-- start --

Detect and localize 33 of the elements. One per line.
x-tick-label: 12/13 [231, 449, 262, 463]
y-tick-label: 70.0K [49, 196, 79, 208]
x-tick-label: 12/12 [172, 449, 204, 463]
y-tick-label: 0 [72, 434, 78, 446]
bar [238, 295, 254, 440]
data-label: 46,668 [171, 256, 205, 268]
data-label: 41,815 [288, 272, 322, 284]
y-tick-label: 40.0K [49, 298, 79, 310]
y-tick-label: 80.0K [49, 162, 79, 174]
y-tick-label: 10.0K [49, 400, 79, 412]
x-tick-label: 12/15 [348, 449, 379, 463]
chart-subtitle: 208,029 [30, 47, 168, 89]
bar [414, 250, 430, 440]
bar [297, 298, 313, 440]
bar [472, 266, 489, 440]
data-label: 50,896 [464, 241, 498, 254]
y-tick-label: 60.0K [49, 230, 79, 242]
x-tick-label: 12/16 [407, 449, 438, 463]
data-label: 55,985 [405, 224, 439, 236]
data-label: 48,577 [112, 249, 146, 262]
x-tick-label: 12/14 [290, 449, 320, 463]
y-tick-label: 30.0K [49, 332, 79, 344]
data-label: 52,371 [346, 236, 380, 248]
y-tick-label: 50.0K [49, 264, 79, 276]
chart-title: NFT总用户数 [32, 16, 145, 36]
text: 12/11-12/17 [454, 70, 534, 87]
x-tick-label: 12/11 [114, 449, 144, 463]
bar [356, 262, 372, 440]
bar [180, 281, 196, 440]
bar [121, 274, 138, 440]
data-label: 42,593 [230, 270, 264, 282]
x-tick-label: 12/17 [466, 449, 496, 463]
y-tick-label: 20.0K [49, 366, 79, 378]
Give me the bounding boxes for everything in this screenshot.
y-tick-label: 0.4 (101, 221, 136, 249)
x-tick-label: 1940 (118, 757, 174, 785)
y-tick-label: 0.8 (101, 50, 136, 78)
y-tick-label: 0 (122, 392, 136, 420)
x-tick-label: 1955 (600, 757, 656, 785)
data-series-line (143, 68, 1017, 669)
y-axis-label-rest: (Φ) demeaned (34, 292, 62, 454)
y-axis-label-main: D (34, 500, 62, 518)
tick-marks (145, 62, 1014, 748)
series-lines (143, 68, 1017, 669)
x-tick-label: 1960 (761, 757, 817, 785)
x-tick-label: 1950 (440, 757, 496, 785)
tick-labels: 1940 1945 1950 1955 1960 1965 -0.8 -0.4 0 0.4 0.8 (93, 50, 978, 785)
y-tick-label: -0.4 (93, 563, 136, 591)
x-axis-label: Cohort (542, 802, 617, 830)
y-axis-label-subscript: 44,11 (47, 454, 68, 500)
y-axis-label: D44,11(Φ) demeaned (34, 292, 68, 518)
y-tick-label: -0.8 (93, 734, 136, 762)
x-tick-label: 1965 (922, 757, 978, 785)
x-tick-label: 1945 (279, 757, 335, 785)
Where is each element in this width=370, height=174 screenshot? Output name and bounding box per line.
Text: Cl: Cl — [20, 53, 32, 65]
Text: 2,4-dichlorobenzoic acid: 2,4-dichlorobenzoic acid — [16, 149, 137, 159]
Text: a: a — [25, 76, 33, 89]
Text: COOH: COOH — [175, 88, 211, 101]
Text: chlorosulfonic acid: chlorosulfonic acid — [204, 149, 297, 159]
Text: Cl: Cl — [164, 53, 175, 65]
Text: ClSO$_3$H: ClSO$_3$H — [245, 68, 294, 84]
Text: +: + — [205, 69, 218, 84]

-- end --

REQUIRED TASK:
Copy the data above word for word.

RESULT:
Detect and localize 33 of the elements. One per line.
x-tick-label: 12/13 [231, 449, 262, 463]
y-tick-label: 70.0K [49, 196, 79, 208]
x-tick-label: 12/12 [172, 449, 204, 463]
y-tick-label: 0 [72, 434, 78, 446]
bar [238, 295, 254, 440]
data-label: 46,668 [171, 256, 205, 268]
data-label: 41,815 [288, 272, 322, 284]
y-tick-label: 40.0K [49, 298, 79, 310]
y-tick-label: 80.0K [49, 162, 79, 174]
y-tick-label: 10.0K [49, 400, 79, 412]
x-tick-label: 12/15 [348, 449, 379, 463]
chart-subtitle: 208,029 [30, 47, 168, 89]
bar [414, 250, 430, 440]
bar [297, 298, 313, 440]
bar [472, 266, 489, 440]
data-label: 50,896 [464, 241, 498, 254]
y-tick-label: 60.0K [49, 230, 79, 242]
x-tick-label: 12/16 [407, 449, 438, 463]
data-label: 55,985 [405, 224, 439, 236]
data-label: 48,577 [112, 249, 146, 262]
x-tick-label: 12/14 [290, 449, 320, 463]
y-tick-label: 30.0K [49, 332, 79, 344]
data-label: 52,371 [346, 236, 380, 248]
y-tick-label: 50.0K [49, 264, 79, 276]
chart-title: NFT总用户数 [32, 16, 145, 36]
text: 12/11-12/17 [454, 70, 534, 87]
x-tick-label: 12/11 [114, 449, 144, 463]
bar [356, 262, 372, 440]
bar [180, 281, 196, 440]
bar [121, 274, 138, 440]
data-label: 42,593 [230, 270, 264, 282]
x-tick-label: 12/17 [466, 449, 496, 463]
y-tick-label: 20.0K [49, 366, 79, 378]
Give me the bounding boxes for everything in this screenshot.
y-tick-label: 0.4 (101, 221, 136, 249)
x-tick-label: 1940 (118, 757, 174, 785)
y-tick-label: 0.8 (101, 50, 136, 78)
y-tick-label: 0 (122, 392, 136, 420)
x-tick-label: 1955 (600, 757, 656, 785)
data-series-line (143, 68, 1017, 669)
y-axis-label-rest: (Φ) demeaned (34, 292, 62, 454)
y-axis-label-main: D (34, 500, 62, 518)
tick-marks (145, 62, 1014, 748)
series-lines (143, 68, 1017, 669)
x-tick-label: 1960 (761, 757, 817, 785)
x-tick-label: 1950 (440, 757, 496, 785)
tick-labels: 1940 1945 1950 1955 1960 1965 -0.8 -0.4 0 0.4 0.8 (93, 50, 978, 785)
y-tick-label: -0.4 (93, 563, 136, 591)
x-axis-label: Cohort (542, 802, 617, 830)
y-axis-label-subscript: 44,11 (47, 454, 68, 500)
y-axis-label: D44,11(Φ) demeaned (34, 292, 68, 518)
y-tick-label: -0.8 (93, 734, 136, 762)
x-tick-label: 1965 (922, 757, 978, 785)
x-tick-label: 1945 (279, 757, 335, 785)
Where is each element in this width=370, height=174 screenshot? Output name and bounding box per line.
Text: Cl: Cl — [20, 53, 32, 65]
Text: 2,4-dichlorobenzoic acid: 2,4-dichlorobenzoic acid — [16, 149, 137, 159]
Text: a: a — [25, 76, 33, 89]
Text: COOH: COOH — [175, 88, 211, 101]
Text: chlorosulfonic acid: chlorosulfonic acid — [204, 149, 297, 159]
Text: Cl: Cl — [164, 53, 175, 65]
Text: ClSO$_3$H: ClSO$_3$H — [245, 68, 294, 84]
Text: +: + — [205, 69, 218, 84]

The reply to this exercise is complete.